## [Work to do]
Will you transcribe all the entries word for word, skipping the pictures they hold?

Extracted records:

● ● ● ● ●

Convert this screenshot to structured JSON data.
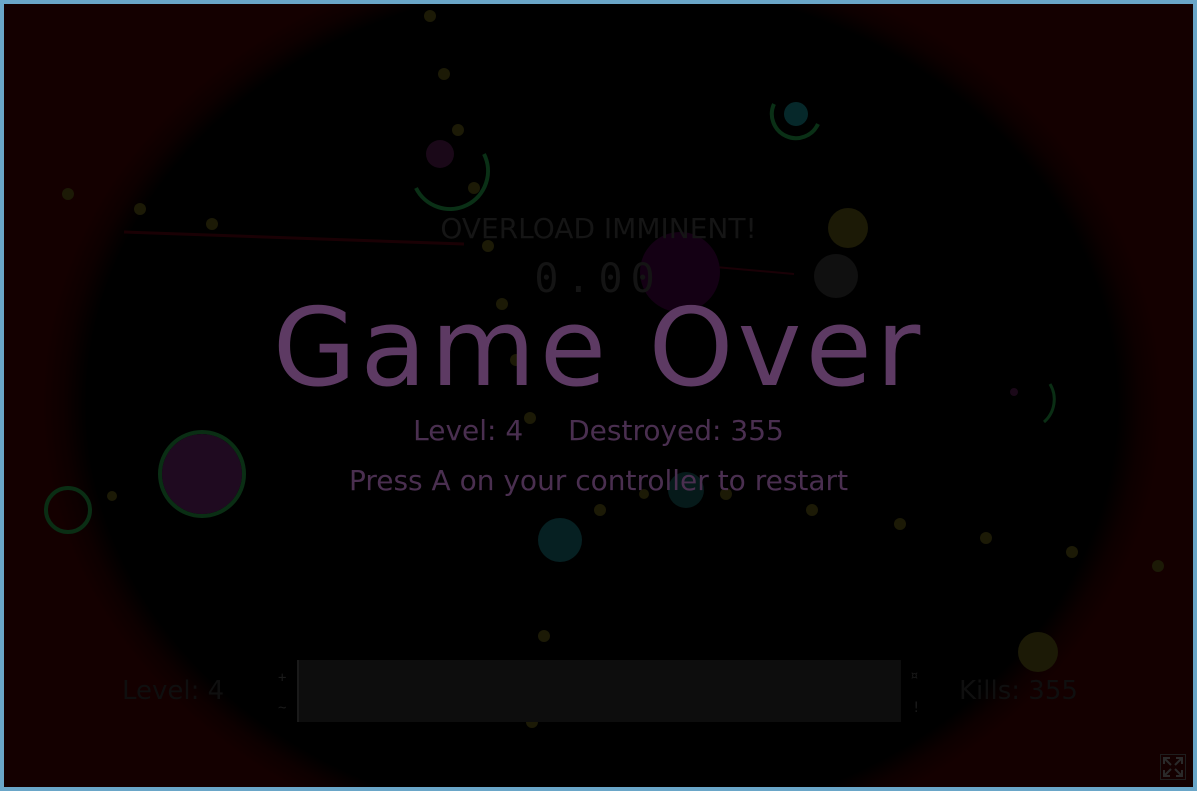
{
  "overlay": {
    "warning": "OVERLOAD IMMINENT!",
    "countdown": "0.00",
    "title": "Game Over",
    "stats": {
      "level": "Level: 4",
      "destroyed": "Destroyed: 355"
    },
    "restart_prompt": "Press A on your controller to restart"
  },
  "hud": {
    "level": "Level: 4",
    "kills": "Kills: 355",
    "bar_left_top": "+",
    "bar_left_bottom": "~",
    "bar_right_top": "¤",
    "bar_right_bottom": "!"
  },
  "colors": {
    "border": "#6aa6c8",
    "title": "#5d3a63",
    "subtitle": "#4a2f50",
    "ring_green": "#0a3a1a",
    "orb_purple": "#1f0a20",
    "orb_yellow": "#24200a",
    "orb_teal": "#062022"
  },
  "icons": {
    "fullscreen": "fullscreen-icon"
  }
}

● ● ● ● ●

## [The answer]
Convert this screenshot to structured JSON data.
{
  "overlay": {
    "warning": "OVERLOAD IMMINENT!",
    "countdown": "0.00",
    "title": "Game Over",
    "stats": {
      "level": "Level: 4",
      "destroyed": "Destroyed: 355"
    },
    "restart_prompt": "Press A on your controller to restart"
  },
  "hud": {
    "level": "Level: 4",
    "kills": "Kills: 355",
    "bar_left_top": "+",
    "bar_left_bottom": "~",
    "bar_right_top": "¤",
    "bar_right_bottom": "!"
  },
  "colors": {
    "border": "#6aa6c8",
    "title": "#5d3a63",
    "subtitle": "#4a2f50",
    "ring_green": "#0a3a1a",
    "orb_purple": "#1f0a20",
    "orb_yellow": "#24200a",
    "orb_teal": "#062022"
  },
  "icons": {
    "fullscreen": "fullscreen-icon"
  }
}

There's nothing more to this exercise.